# Material provided
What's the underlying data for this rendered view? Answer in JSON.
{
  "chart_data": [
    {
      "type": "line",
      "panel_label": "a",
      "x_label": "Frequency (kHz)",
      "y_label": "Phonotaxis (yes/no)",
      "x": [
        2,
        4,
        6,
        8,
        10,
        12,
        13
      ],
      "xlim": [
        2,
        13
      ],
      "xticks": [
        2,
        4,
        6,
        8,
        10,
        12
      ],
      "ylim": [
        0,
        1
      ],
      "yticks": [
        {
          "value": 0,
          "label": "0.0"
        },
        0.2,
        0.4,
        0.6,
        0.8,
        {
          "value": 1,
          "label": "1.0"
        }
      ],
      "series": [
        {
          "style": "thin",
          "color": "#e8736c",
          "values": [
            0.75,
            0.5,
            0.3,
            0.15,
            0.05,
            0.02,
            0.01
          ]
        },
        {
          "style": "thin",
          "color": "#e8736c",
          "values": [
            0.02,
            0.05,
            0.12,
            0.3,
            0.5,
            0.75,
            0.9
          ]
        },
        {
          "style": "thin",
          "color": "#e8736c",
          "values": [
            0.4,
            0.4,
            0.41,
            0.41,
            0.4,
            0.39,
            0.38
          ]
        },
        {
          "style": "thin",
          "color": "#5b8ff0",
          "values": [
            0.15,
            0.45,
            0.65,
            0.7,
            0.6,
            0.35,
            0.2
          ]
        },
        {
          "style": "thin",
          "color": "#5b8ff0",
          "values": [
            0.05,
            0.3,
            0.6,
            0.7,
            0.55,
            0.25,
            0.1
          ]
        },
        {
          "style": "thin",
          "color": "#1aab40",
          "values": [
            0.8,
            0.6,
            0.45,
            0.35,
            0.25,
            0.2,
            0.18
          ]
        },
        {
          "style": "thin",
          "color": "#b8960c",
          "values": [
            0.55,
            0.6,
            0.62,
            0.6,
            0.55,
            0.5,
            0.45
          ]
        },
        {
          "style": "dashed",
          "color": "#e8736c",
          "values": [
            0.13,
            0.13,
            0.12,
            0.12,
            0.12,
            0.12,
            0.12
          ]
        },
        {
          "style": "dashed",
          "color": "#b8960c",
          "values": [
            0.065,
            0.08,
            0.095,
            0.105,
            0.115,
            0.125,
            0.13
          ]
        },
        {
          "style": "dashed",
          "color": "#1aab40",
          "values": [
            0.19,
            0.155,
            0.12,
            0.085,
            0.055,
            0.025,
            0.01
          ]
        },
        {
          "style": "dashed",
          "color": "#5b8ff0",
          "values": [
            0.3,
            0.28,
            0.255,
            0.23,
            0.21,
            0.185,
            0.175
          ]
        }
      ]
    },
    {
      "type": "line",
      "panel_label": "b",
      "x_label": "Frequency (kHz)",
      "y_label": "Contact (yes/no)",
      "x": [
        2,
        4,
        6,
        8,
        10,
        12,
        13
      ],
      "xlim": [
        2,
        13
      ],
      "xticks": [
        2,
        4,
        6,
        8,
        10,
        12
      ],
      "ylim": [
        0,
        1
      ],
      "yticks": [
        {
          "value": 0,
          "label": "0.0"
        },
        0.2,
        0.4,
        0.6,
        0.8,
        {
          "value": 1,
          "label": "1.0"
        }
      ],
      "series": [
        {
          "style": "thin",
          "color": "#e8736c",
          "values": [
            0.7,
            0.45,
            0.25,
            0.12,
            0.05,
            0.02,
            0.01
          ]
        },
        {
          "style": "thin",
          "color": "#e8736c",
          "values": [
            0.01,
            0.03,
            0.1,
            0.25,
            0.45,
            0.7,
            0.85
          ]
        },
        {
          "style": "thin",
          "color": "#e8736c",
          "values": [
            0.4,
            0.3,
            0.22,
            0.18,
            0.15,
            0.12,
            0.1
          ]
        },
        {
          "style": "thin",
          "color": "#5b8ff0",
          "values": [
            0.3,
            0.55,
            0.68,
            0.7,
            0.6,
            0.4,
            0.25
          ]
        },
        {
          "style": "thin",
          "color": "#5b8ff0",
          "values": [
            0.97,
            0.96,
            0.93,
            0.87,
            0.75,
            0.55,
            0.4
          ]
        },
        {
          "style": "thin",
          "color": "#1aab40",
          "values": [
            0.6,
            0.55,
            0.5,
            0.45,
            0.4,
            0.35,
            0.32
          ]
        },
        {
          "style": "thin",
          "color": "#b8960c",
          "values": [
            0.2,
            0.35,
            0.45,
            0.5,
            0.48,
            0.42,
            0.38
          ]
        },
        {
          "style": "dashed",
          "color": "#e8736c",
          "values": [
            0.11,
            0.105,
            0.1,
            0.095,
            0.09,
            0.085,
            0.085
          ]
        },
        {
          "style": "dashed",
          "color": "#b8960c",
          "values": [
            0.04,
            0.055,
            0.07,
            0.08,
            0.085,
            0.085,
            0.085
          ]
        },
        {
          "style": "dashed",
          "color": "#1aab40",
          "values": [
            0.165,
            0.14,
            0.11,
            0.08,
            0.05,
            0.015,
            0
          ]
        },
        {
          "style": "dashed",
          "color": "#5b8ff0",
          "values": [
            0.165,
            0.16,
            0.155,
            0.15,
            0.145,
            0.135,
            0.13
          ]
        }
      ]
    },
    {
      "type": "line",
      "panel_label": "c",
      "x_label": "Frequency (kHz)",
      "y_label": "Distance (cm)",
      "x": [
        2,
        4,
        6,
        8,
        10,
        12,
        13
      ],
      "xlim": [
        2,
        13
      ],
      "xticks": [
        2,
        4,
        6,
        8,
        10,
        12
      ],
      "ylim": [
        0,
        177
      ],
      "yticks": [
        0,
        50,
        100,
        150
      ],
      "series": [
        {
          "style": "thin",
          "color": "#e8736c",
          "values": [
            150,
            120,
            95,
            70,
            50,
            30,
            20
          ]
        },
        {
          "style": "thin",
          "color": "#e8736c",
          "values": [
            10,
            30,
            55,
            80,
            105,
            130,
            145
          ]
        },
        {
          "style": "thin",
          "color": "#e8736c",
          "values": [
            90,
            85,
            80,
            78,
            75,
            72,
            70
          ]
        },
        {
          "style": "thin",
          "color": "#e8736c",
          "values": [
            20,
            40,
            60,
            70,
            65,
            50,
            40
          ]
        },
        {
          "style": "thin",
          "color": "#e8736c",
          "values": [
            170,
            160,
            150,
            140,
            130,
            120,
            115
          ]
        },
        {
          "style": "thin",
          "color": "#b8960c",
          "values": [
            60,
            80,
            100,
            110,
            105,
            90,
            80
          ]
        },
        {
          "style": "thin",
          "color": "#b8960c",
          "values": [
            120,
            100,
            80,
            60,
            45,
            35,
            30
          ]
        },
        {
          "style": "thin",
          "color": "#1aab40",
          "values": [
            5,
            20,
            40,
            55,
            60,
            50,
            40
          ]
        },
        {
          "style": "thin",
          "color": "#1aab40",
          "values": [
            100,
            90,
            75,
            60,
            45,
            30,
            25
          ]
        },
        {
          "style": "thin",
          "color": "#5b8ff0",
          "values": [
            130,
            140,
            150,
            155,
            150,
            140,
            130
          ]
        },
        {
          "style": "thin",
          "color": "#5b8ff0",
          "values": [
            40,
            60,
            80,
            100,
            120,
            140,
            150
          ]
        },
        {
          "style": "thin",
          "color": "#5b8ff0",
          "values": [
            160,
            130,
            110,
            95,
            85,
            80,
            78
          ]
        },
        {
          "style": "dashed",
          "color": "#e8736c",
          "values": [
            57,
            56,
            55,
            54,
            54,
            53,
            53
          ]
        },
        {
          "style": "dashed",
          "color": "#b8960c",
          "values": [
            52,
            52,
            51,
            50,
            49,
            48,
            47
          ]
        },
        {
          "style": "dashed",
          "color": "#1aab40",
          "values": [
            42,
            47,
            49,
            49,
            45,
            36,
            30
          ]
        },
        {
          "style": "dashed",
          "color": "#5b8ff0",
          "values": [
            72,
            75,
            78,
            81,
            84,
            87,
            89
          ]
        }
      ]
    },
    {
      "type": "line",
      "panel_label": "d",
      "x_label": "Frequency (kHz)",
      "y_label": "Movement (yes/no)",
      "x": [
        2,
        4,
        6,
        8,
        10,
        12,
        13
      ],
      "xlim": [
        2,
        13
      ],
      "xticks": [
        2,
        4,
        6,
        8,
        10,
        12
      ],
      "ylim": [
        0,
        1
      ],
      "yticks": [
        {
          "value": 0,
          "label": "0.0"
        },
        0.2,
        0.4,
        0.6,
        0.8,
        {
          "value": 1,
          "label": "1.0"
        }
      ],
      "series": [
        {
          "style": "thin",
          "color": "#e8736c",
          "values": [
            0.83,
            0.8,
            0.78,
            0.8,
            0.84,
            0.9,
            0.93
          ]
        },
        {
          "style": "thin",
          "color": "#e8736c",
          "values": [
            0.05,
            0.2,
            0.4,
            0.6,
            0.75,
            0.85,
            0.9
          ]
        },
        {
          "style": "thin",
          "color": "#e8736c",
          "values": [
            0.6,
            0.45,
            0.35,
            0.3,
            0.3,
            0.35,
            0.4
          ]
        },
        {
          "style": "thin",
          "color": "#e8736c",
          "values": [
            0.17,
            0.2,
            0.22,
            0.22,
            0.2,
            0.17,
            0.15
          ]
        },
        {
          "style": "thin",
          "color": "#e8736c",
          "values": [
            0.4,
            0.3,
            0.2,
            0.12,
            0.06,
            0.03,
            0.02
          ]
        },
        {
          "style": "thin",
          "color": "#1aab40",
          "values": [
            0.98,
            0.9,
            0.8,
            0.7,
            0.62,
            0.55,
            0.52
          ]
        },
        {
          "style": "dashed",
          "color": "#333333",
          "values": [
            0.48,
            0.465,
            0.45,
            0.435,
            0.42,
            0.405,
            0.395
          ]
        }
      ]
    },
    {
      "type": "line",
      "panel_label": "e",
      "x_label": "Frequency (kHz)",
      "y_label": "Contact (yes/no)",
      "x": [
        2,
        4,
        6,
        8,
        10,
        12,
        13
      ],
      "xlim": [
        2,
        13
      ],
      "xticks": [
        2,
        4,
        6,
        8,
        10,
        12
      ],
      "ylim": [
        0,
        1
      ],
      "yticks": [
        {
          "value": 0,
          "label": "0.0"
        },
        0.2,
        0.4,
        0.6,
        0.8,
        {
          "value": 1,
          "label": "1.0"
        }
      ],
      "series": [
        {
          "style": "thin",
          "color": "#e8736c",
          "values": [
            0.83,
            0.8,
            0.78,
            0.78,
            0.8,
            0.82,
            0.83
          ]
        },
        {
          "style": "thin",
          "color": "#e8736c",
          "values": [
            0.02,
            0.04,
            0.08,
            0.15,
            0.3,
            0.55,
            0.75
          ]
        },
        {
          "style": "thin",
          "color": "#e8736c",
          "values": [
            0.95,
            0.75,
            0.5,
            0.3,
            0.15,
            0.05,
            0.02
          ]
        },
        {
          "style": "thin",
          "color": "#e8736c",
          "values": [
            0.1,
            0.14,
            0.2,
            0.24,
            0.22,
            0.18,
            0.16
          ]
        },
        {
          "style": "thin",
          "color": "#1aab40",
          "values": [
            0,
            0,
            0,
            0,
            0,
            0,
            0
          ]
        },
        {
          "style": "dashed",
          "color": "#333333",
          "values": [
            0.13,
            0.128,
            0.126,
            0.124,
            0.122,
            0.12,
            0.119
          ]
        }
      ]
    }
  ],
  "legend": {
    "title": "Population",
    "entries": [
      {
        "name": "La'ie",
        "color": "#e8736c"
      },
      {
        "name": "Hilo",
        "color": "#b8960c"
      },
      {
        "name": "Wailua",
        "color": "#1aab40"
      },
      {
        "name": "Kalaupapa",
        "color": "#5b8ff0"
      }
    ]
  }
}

# Brief
Search the data for "name" and list every line in which it occurs.

# Complete output
        "name": "La'ie",
        "name": "Hilo",
        "name": "Wailua",
        "name": "Kalaupapa",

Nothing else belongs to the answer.